* **INSTRUCTIONS FOR THE TASK**:
From the listing below, extract each line containing the string "captura".
::: DATA SUPPLIED
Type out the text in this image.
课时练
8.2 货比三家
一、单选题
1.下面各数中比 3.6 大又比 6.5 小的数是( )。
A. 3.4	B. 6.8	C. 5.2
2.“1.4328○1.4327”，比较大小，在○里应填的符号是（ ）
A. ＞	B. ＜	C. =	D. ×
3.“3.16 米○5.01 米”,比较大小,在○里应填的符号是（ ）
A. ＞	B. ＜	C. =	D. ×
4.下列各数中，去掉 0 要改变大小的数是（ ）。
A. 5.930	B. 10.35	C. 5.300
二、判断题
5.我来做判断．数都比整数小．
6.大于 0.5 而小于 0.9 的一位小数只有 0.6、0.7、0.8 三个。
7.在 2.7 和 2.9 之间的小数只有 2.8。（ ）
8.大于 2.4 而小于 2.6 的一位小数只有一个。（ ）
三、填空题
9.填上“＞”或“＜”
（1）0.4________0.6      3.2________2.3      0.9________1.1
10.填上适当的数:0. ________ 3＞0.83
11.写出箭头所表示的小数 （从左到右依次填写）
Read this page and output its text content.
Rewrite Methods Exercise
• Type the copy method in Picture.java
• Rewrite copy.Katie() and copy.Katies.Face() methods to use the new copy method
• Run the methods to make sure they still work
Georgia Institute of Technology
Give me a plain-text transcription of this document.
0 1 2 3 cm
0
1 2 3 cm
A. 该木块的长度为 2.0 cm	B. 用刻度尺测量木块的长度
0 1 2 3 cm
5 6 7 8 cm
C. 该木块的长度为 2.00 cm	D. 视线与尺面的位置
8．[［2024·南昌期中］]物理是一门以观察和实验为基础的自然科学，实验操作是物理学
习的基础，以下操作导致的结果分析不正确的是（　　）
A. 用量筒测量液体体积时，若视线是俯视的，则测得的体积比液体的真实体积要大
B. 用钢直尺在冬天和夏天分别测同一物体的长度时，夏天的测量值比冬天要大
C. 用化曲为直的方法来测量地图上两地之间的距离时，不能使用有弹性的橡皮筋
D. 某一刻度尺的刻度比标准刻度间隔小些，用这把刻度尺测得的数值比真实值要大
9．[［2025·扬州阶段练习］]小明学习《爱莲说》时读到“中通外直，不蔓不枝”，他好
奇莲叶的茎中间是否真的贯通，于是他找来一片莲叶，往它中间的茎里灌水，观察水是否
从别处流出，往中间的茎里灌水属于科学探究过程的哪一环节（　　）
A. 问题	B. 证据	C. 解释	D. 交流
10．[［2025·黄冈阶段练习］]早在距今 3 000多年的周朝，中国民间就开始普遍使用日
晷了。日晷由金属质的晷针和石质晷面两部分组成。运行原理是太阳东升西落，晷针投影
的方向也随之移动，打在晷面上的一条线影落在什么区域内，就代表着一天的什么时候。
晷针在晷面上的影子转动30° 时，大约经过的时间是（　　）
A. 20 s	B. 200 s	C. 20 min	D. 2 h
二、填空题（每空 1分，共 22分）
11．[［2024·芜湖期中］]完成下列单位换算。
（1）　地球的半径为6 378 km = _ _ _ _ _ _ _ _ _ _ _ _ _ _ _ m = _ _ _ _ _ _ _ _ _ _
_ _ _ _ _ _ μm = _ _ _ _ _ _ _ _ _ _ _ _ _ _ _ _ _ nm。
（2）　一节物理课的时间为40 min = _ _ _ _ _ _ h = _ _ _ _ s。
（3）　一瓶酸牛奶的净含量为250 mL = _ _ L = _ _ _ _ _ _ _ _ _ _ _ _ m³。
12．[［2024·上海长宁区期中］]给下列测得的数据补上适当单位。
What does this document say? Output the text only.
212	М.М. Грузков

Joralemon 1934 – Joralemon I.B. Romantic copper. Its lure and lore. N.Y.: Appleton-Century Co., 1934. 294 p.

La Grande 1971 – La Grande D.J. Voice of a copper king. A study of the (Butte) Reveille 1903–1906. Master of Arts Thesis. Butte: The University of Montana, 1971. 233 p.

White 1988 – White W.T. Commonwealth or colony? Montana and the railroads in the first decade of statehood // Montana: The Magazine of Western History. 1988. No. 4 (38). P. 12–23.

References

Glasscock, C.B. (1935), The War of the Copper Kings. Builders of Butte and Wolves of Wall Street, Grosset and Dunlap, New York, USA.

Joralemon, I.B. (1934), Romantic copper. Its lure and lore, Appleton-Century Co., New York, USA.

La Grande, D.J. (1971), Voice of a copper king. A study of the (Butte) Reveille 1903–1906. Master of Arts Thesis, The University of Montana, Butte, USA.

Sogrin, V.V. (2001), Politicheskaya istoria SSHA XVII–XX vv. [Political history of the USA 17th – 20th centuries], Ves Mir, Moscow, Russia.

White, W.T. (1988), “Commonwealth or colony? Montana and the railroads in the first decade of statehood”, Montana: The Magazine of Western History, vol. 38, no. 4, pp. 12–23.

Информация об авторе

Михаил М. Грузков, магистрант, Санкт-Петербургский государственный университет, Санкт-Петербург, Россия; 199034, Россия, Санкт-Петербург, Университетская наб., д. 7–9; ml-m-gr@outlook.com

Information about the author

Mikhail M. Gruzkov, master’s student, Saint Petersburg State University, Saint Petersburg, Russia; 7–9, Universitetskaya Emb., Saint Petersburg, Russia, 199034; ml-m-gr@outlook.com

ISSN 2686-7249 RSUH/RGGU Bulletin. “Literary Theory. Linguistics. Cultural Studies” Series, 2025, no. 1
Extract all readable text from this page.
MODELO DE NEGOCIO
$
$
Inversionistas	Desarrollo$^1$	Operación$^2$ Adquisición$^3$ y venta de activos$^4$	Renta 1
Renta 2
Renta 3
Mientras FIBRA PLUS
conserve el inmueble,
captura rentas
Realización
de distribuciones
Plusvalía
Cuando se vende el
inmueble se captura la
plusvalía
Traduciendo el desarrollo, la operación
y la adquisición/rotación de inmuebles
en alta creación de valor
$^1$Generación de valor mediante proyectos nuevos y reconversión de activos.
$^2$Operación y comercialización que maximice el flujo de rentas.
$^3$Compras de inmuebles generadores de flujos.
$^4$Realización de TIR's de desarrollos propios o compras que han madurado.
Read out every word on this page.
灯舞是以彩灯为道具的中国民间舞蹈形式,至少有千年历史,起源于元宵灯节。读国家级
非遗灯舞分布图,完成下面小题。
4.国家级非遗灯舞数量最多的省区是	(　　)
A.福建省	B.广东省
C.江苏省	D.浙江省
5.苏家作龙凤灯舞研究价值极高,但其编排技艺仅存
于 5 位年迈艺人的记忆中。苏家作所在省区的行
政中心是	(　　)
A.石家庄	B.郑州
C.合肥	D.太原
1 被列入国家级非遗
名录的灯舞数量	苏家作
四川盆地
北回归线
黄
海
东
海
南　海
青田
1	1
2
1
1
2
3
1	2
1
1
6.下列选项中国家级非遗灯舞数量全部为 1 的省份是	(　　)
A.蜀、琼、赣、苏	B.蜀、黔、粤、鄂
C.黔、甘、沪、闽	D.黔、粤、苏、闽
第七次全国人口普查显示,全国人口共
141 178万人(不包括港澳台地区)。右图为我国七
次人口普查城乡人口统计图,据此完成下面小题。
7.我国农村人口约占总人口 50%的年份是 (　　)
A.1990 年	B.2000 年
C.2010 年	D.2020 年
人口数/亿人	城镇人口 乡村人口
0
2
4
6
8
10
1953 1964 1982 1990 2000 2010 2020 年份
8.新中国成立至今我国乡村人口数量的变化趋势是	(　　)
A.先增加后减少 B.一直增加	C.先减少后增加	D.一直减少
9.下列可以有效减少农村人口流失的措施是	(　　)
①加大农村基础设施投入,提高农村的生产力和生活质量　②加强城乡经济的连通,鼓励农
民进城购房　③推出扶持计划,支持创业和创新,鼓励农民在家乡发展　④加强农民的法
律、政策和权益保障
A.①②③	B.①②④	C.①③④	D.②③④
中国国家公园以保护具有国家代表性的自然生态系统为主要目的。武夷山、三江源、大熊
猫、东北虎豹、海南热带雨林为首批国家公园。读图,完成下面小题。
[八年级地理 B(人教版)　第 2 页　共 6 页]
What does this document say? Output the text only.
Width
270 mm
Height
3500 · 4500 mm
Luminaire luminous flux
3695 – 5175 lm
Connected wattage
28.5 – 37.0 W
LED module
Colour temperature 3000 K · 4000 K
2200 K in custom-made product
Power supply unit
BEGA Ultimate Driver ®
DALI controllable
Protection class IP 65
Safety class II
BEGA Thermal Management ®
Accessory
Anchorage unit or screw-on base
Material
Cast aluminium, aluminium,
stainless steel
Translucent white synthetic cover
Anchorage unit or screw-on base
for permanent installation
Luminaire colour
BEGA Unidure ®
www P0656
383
::::::
* **FINAL RESULT**:
captura rentas
inmueble se captura la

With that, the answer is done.